*The problem*:
Pick out the lines below that include the string "Topology".

*** Opening of Data for analysis ***

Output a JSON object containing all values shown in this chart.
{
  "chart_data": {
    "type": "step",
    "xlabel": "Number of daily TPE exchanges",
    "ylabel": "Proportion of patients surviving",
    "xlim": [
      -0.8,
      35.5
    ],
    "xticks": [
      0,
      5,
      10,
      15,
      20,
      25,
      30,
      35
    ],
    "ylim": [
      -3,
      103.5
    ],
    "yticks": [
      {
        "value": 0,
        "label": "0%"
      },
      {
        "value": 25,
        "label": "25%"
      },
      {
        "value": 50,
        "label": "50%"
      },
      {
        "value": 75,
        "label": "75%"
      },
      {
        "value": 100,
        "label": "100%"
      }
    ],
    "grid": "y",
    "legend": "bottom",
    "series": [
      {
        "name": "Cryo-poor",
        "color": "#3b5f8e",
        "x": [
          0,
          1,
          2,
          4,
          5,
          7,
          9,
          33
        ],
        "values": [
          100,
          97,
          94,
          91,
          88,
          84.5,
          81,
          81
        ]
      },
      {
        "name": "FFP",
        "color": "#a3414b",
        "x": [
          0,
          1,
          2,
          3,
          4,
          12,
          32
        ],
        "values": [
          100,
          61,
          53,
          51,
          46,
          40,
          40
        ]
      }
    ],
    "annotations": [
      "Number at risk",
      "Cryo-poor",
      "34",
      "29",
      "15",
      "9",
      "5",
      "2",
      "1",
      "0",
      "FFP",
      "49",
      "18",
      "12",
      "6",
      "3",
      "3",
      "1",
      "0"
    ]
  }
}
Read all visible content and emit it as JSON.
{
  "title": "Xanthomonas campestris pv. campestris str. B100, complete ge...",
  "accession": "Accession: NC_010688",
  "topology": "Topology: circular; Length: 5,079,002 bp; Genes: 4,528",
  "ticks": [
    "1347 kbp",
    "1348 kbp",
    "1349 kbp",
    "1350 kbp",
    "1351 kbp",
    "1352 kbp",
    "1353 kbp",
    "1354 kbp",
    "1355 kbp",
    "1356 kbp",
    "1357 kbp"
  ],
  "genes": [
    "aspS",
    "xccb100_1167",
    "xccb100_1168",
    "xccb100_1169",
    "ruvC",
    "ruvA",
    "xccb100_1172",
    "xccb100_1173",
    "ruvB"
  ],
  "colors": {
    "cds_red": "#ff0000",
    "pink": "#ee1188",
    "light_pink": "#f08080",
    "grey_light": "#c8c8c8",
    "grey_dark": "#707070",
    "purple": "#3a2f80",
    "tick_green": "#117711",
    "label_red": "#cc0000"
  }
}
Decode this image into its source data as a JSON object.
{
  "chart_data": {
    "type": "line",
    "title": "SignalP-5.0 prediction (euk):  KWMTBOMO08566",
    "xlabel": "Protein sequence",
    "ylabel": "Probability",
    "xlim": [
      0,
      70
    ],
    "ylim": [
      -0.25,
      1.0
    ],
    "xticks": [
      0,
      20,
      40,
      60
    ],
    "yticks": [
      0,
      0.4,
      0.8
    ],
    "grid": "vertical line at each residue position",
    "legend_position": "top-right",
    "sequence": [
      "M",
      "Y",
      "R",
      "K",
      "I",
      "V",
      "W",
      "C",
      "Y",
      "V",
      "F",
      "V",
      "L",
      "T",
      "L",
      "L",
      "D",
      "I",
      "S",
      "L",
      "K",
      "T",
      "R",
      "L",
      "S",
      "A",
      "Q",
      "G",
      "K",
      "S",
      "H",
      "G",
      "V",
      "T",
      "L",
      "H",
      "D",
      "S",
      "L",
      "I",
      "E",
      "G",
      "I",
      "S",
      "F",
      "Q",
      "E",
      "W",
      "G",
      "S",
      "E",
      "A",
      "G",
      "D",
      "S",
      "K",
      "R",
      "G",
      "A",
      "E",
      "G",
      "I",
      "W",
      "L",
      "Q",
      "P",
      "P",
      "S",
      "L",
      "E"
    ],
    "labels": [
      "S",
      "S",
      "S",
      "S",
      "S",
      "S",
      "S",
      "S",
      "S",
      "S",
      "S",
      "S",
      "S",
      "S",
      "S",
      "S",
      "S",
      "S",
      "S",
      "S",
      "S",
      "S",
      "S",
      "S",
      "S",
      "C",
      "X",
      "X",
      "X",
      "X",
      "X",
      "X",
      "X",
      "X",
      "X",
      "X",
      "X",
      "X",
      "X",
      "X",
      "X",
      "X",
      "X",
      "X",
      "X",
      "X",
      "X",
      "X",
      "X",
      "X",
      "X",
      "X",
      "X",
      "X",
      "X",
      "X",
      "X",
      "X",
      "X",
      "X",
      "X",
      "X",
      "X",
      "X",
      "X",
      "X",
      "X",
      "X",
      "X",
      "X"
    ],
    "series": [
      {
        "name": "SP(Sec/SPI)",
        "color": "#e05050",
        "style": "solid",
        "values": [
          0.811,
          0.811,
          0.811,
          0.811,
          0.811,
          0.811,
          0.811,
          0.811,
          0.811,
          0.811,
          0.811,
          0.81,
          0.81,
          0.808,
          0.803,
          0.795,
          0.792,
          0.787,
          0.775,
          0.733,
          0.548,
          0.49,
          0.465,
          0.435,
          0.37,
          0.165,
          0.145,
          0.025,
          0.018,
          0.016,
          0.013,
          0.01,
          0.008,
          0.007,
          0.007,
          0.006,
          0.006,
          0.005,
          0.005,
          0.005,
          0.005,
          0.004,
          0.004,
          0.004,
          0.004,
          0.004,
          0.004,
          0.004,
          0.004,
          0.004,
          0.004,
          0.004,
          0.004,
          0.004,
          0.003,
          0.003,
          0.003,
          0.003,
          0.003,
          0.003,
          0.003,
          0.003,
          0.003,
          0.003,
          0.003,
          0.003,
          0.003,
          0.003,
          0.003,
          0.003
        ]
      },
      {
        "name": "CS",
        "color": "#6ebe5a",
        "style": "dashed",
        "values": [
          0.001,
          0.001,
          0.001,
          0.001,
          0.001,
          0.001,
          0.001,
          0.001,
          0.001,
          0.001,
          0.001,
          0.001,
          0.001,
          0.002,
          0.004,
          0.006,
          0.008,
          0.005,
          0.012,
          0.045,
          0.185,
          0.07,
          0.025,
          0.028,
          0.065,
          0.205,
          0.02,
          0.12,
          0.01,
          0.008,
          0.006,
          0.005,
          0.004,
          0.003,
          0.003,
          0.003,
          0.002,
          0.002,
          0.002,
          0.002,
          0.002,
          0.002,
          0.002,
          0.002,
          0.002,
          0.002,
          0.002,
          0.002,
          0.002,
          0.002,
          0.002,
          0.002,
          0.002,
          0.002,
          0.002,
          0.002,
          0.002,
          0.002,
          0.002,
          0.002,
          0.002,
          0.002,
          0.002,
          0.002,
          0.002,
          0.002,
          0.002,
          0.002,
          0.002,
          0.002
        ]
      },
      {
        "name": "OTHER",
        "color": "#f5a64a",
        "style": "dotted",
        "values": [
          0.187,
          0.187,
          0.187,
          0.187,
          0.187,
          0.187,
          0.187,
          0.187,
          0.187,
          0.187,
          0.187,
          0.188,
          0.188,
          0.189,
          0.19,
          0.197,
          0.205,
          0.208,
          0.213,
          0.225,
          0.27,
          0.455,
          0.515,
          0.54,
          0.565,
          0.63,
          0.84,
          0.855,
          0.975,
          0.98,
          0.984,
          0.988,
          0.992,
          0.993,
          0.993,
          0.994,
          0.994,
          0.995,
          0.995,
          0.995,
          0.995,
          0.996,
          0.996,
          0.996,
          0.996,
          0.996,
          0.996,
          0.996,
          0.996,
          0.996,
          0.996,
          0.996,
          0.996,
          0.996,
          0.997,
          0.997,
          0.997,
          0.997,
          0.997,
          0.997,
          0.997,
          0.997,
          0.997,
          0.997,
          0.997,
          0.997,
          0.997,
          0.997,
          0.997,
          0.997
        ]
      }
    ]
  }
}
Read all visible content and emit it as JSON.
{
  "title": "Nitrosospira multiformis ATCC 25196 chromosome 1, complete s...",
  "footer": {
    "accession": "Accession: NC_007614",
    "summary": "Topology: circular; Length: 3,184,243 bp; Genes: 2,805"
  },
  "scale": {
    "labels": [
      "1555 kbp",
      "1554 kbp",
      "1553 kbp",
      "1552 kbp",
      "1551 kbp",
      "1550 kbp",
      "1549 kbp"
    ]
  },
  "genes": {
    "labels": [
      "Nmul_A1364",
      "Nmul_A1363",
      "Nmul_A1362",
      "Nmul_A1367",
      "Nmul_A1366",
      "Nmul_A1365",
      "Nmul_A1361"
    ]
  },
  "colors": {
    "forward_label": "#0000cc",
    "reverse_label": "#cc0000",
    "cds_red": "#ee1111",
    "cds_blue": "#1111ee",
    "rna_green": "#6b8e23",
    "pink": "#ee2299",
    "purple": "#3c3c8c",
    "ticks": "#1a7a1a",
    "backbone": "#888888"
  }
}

*** Close of Data for analysis ***

*Answer section*:
  "topology": "Topology: circular; Length: 5,079,002 bp; Genes: 4,528",
    "summary": "Topology: circular; Length: 3,184,243 bp; Genes: 2,805"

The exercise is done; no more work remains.